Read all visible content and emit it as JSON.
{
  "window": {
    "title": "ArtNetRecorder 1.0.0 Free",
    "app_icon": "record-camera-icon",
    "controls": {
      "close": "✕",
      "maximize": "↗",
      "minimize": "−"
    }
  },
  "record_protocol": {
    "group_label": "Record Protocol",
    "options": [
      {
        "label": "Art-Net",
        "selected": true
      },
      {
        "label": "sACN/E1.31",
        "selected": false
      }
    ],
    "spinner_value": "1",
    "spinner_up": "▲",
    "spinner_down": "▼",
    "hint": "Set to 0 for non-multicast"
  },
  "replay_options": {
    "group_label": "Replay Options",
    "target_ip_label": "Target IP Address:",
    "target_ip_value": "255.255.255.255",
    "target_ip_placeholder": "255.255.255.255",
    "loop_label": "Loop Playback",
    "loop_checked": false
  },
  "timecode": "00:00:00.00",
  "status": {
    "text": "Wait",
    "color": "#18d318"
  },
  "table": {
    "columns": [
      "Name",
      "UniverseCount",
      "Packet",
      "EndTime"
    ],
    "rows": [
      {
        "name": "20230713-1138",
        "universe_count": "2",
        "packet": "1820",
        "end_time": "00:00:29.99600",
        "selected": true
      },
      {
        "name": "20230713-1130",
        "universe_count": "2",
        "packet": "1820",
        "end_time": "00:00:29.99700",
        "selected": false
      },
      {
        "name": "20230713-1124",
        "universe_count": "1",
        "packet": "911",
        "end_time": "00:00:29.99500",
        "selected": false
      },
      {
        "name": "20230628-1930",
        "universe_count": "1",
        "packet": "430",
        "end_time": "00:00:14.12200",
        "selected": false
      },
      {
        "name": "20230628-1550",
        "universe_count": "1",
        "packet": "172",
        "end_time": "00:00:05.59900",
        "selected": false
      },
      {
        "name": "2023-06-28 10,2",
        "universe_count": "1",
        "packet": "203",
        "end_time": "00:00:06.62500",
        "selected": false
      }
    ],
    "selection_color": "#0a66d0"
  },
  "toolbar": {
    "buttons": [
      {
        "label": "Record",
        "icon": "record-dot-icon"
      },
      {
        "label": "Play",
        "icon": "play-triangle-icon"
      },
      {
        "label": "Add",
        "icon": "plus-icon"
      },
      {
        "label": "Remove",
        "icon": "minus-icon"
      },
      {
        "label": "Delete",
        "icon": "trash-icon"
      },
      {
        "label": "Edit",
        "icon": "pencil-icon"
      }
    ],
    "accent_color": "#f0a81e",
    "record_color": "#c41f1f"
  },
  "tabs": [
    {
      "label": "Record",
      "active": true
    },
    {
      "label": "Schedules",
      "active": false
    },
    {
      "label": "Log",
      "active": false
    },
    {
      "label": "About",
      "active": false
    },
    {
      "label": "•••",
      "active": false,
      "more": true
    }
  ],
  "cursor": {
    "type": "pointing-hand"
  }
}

• **Written instruction**: Repeat the records above exactly, leaving none out.

• **Exercise response**:
Read all visible content and emit it as JSON.
{
  "window": {
    "title": "ArtNetRecorder 1.0.0 Free",
    "app_icon": "record-camera-icon",
    "controls": {
      "close": "✕",
      "maximize": "↗",
      "minimize": "−"
    }
  },
  "record_protocol": {
    "group_label": "Record Protocol",
    "options": [
      {
        "label": "Art-Net",
        "selected": true
      },
      {
        "label": "sACN/E1.31",
        "selected": false
      }
    ],
    "spinner_value": "1",
    "spinner_up": "▲",
    "spinner_down": "▼",
    "hint": "Set to 0 for non-multicast"
  },
  "replay_options": {
    "group_label": "Replay Options",
    "target_ip_label": "Target IP Address:",
    "target_ip_value": "255.255.255.255",
    "target_ip_placeholder": "255.255.255.255",
    "loop_label": "Loop Playback",
    "loop_checked": false
  },
  "timecode": "00:00:00.00",
  "status": {
    "text": "Wait",
    "color": "#18d318"
  },
  "table": {
    "columns": [
      "Name",
      "UniverseCount",
      "Packet",
      "EndTime"
    ],
    "rows": [
      {
        "name": "20230713-1138",
        "universe_count": "2",
        "packet": "1820",
        "end_time": "00:00:29.99600",
        "selected": true
      },
      {
        "name": "20230713-1130",
        "universe_count": "2",
        "packet": "1820",
        "end_time": "00:00:29.99700",
        "selected": false
      },
      {
        "name": "20230713-1124",
        "universe_count": "1",
        "packet": "911",
        "end_time": "00:00:29.99500",
        "selected": false
      },
      {
        "name": "20230628-1930",
        "universe_count": "1",
        "packet": "430",
        "end_time": "00:00:14.12200",
        "selected": false
      },
      {
        "name": "20230628-1550",
        "universe_count": "1",
        "packet": "172",
        "end_time": "00:00:05.59900",
        "selected": false
      },
      {
        "name": "2023-06-28 10,2",
        "universe_count": "1",
        "packet": "203",
        "end_time": "00:00:06.62500",
        "selected": false
      }
    ],
    "selection_color": "#0a66d0"
  },
  "toolbar": {
    "buttons": [
      {
        "label": "Record",
        "icon": "record-dot-icon"
      },
      {
        "label": "Play",
        "icon": "play-triangle-icon"
      },
      {
        "label": "Add",
        "icon": "plus-icon"
      },
      {
        "label": "Remove",
        "icon": "minus-icon"
      },
      {
        "label": "Delete",
        "icon": "trash-icon"
      },
      {
        "label": "Edit",
        "icon": "pencil-icon"
      }
    ],
    "accent_color": "#f0a81e",
    "record_color": "#c41f1f"
  },
  "tabs": [
    {
      "label": "Record",
      "active": true
    },
    {
      "label": "Schedules",
      "active": false
    },
    {
      "label": "Log",
      "active": false
    },
    {
      "label": "About",
      "active": false
    },
    {
      "label": "•••",
      "active": false,
      "more": true
    }
  ],
  "cursor": {
    "type": "pointing-hand"
  }
}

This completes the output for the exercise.